• EXERCISE BRIEF
Exclude images, then output the remaining data verbatim.

(Document understanding data)
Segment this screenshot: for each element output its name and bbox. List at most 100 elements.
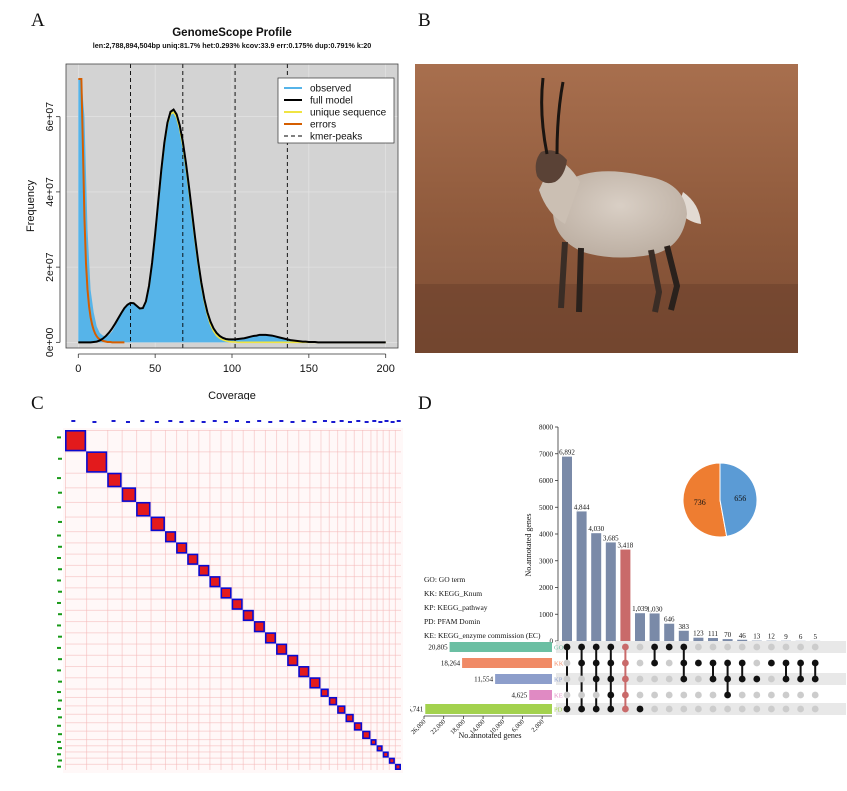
chromosome-annotation: [364, 421, 369, 423]
set-legend-line: GO: GO term: [424, 575, 465, 584]
chromosome-annotation: [57, 557, 61, 560]
full-model-line: [78, 108, 386, 344]
matrix-dot-filled: [607, 705, 615, 713]
scaffold-block: [382, 751, 389, 758]
matrix-dot-empty: [563, 675, 571, 683]
matrix-dot-filled: [782, 675, 790, 683]
matrix-dot-empty: [811, 691, 819, 699]
contact-stripe: [65, 564, 401, 566]
set-legend-line: KP: KEGG_pathway: [424, 603, 488, 612]
matrix-dot-empty: [797, 691, 804, 699]
contact-stripe: [320, 430, 322, 770]
contact-stripe: [65, 516, 401, 518]
chromosome-annotation: [57, 436, 61, 439]
matrix-dot-empty: [753, 643, 761, 651]
bar-value-label: 12: [768, 633, 776, 641]
chromosome-annotation: [58, 520, 62, 523]
contact-stripe: [65, 430, 66, 770]
matrix-dot-filled: [782, 659, 790, 667]
chromosome-annotation: [57, 707, 61, 710]
pie-slice: [719, 462, 758, 537]
intersection-bar: [693, 637, 704, 641]
antelope-head: [535, 150, 567, 184]
chromosome-annotation: [257, 420, 262, 422]
matrix-dot-filled: [563, 705, 571, 713]
legend-label: kmer-peaks: [310, 132, 362, 143]
chromosome-annotation: [57, 669, 61, 672]
matrix-dot-empty: [578, 675, 585, 683]
matrix-dot-filled: [651, 659, 658, 667]
scaffold-block: [107, 472, 122, 488]
set-size-tick-label: 26,000: [410, 718, 427, 736]
contact-stripe: [65, 430, 401, 431]
matrix-dot-filled: [738, 675, 746, 683]
x-tick-label: 50: [149, 363, 161, 375]
contact-stripe: [164, 430, 166, 770]
matrix-dot-filled: [797, 675, 804, 683]
chromosome-annotation: [331, 421, 336, 423]
intersection-bar: [664, 623, 675, 641]
chromosome-annotation: [223, 421, 228, 423]
x-tick-label: 0: [75, 363, 81, 375]
matrix-dot-filled: [607, 675, 615, 683]
chromosome-annotation: [268, 421, 273, 423]
contact-stripe: [65, 654, 401, 656]
chromosome-annotation: [312, 421, 317, 423]
pie-slice-label: 736: [694, 498, 706, 507]
scaffold-block: [287, 654, 299, 667]
chromosome-annotation: [290, 421, 295, 423]
matrix-dot-filled: [811, 659, 819, 667]
scaffold-block: [198, 564, 210, 577]
scaffold-block: [362, 730, 371, 740]
matrix-dot-filled: [563, 643, 571, 651]
matrix-dot-filled: [622, 659, 629, 667]
chromosome-annotation: [57, 646, 61, 649]
contact-stripe: [209, 430, 211, 770]
contact-stripe: [309, 430, 311, 770]
scaffold-block: [388, 757, 395, 764]
y-tick-label: 0e+00: [44, 327, 56, 357]
matrix-dot-empty: [680, 705, 688, 713]
matrix-dot-empty: [665, 659, 673, 667]
matrix-dot-empty: [665, 705, 673, 713]
antelope-horn-left: [540, 77, 549, 155]
set-size-label: 18,264: [441, 660, 461, 668]
bar-value-label: 123: [693, 630, 704, 638]
matrix-dot-empty: [695, 675, 702, 683]
panel-label-d: D: [418, 393, 432, 414]
matrix-dot-empty: [651, 691, 658, 699]
x-tick-label: 100: [223, 363, 241, 375]
matrix-dot-filled: [622, 705, 629, 713]
observed-area: [78, 79, 386, 343]
matrix-dot-filled: [622, 675, 629, 683]
matrix-dot-filled: [636, 705, 644, 713]
contact-stripe: [65, 677, 401, 679]
y-axis-label: Frequency: [25, 180, 37, 232]
contact-stripe: [376, 430, 378, 770]
intersection-bar: [591, 533, 602, 641]
chromosome-annotation: [57, 506, 61, 509]
matrix-dot-filled: [753, 675, 761, 683]
matrix-dot-empty: [680, 691, 688, 699]
matrix-dot-empty: [768, 643, 775, 651]
set-size-label: 4,625: [511, 692, 527, 700]
chromosome-annotation: [301, 420, 306, 422]
scaffold-block: [150, 516, 165, 532]
chromosome-annotation: [356, 420, 361, 422]
scaffold-block: [242, 609, 254, 622]
set-size-bar: [425, 704, 552, 714]
matrix-dot-filled: [622, 643, 629, 651]
contact-stripe: [220, 430, 222, 770]
contact-stripe: [65, 643, 401, 645]
set-legend-line: KE: KEGG_enzyme commission (EC): [424, 631, 541, 640]
scaffold-block: [345, 713, 354, 723]
bar-value-label: 6,892: [559, 449, 575, 457]
matrix-dot-empty: [811, 705, 819, 713]
scaffold-block: [253, 621, 265, 633]
chromosome-annotation: [58, 590, 62, 593]
chromosome-annotation: [58, 457, 62, 460]
legend-label: observed: [310, 84, 351, 95]
chromosome-annotation: [154, 421, 159, 423]
contact-stripe: [65, 621, 401, 623]
matrix-dot-filled: [592, 675, 600, 683]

• ANSWER SPACE
Segment this screenshot: for each element output its name and bbox. List at most 100 elements.
chromosome-annotation: [364, 421, 369, 423]
set-legend-line: GO: GO term: [424, 575, 465, 584]
chromosome-annotation: [57, 557, 61, 560]
full-model-line: [78, 108, 386, 344]
matrix-dot-filled: [607, 705, 615, 713]
scaffold-block: [382, 751, 389, 758]
matrix-dot-empty: [563, 675, 571, 683]
matrix-dot-filled: [782, 675, 790, 683]
matrix-dot-empty: [811, 691, 819, 699]
contact-stripe: [65, 564, 401, 566]
set-legend-line: KP: KEGG_pathway: [424, 603, 488, 612]
matrix-dot-empty: [797, 691, 804, 699]
contact-stripe: [320, 430, 322, 770]
contact-stripe: [65, 516, 401, 518]
chromosome-annotation: [57, 436, 61, 439]
matrix-dot-empty: [753, 643, 761, 651]
bar-value-label: 12: [768, 633, 776, 641]
chromosome-annotation: [58, 520, 62, 523]
contact-stripe: [65, 430, 66, 770]
matrix-dot-filled: [782, 659, 790, 667]
chromosome-annotation: [57, 707, 61, 710]
pie-slice: [719, 462, 758, 537]
intersection-bar: [693, 637, 704, 641]
antelope-head: [535, 150, 567, 184]
chromosome-annotation: [257, 420, 262, 422]
matrix-dot-filled: [563, 705, 571, 713]
legend-label: kmer-peaks: [310, 132, 362, 143]
chromosome-annotation: [57, 669, 61, 672]
matrix-dot-empty: [578, 675, 585, 683]
matrix-dot-filled: [651, 659, 658, 667]
scaffold-block: [107, 472, 122, 488]
set-size-tick-label: 26,000: [410, 718, 427, 736]
contact-stripe: [65, 430, 401, 431]
matrix-dot-filled: [738, 675, 746, 683]
x-tick-label: 50: [149, 363, 161, 375]
contact-stripe: [164, 430, 166, 770]
matrix-dot-filled: [797, 675, 804, 683]
chromosome-annotation: [331, 421, 336, 423]
intersection-bar: [664, 623, 675, 641]
chromosome-annotation: [223, 421, 228, 423]
x-tick-label: 0: [75, 363, 81, 375]
matrix-dot-filled: [607, 675, 615, 683]
chromosome-annotation: [268, 421, 273, 423]
contact-stripe: [65, 654, 401, 656]
chromosome-annotation: [312, 421, 317, 423]
pie-slice-label: 736: [694, 498, 706, 507]
scaffold-block: [287, 654, 299, 667]
chromosome-annotation: [290, 421, 295, 423]
matrix-dot-filled: [811, 659, 819, 667]
scaffold-block: [198, 564, 210, 577]
scaffold-block: [362, 730, 371, 740]
matrix-dot-filled: [563, 643, 571, 651]
matrix-dot-filled: [622, 659, 629, 667]
chromosome-annotation: [57, 646, 61, 649]
contact-stripe: [209, 430, 211, 770]
contact-stripe: [309, 430, 311, 770]
scaffold-block: [388, 757, 395, 764]
y-tick-label: 0e+00: [44, 327, 56, 357]
matrix-dot-empty: [680, 705, 688, 713]
matrix-dot-empty: [665, 659, 673, 667]
matrix-dot-empty: [665, 705, 673, 713]
antelope-horn-left: [540, 77, 549, 155]
set-size-label: 18,264: [441, 660, 461, 668]
bar-value-label: 123: [693, 630, 704, 638]
matrix-dot-empty: [695, 675, 702, 683]
panel-label-d: D: [418, 393, 432, 414]
matrix-dot-empty: [651, 691, 658, 699]
x-tick-label: 100: [223, 363, 241, 375]
matrix-dot-filled: [622, 705, 629, 713]
observed-area: [78, 79, 386, 343]
matrix-dot-filled: [622, 675, 629, 683]
matrix-dot-filled: [636, 705, 644, 713]
contact-stripe: [65, 677, 401, 679]
y-axis-label: Frequency: [25, 180, 37, 232]
contact-stripe: [376, 430, 378, 770]
intersection-bar: [591, 533, 602, 641]
chromosome-annotation: [57, 506, 61, 509]
matrix-dot-filled: [753, 675, 761, 683]
matrix-dot-empty: [680, 691, 688, 699]
matrix-dot-empty: [768, 643, 775, 651]
set-size-label: 4,625: [511, 692, 527, 700]
chromosome-annotation: [301, 420, 306, 422]
scaffold-block: [150, 516, 165, 532]
chromosome-annotation: [356, 420, 361, 422]
scaffold-block: [242, 609, 254, 622]
set-size-bar: [425, 704, 552, 714]
matrix-dot-filled: [622, 643, 629, 651]
contact-stripe: [220, 430, 222, 770]
contact-stripe: [65, 643, 401, 645]
set-legend-line: KE: KEGG_enzyme commission (EC): [424, 631, 541, 640]
scaffold-block: [345, 713, 354, 723]
bar-value-label: 6,892: [559, 449, 575, 457]
matrix-dot-empty: [811, 705, 819, 713]
scaffold-block: [253, 621, 265, 633]
chromosome-annotation: [58, 590, 62, 593]
chromosome-annotation: [58, 457, 62, 460]
legend-label: observed: [310, 84, 351, 95]
chromosome-annotation: [154, 421, 159, 423]
contact-stripe: [65, 621, 401, 623]
matrix-dot-filled: [592, 675, 600, 683]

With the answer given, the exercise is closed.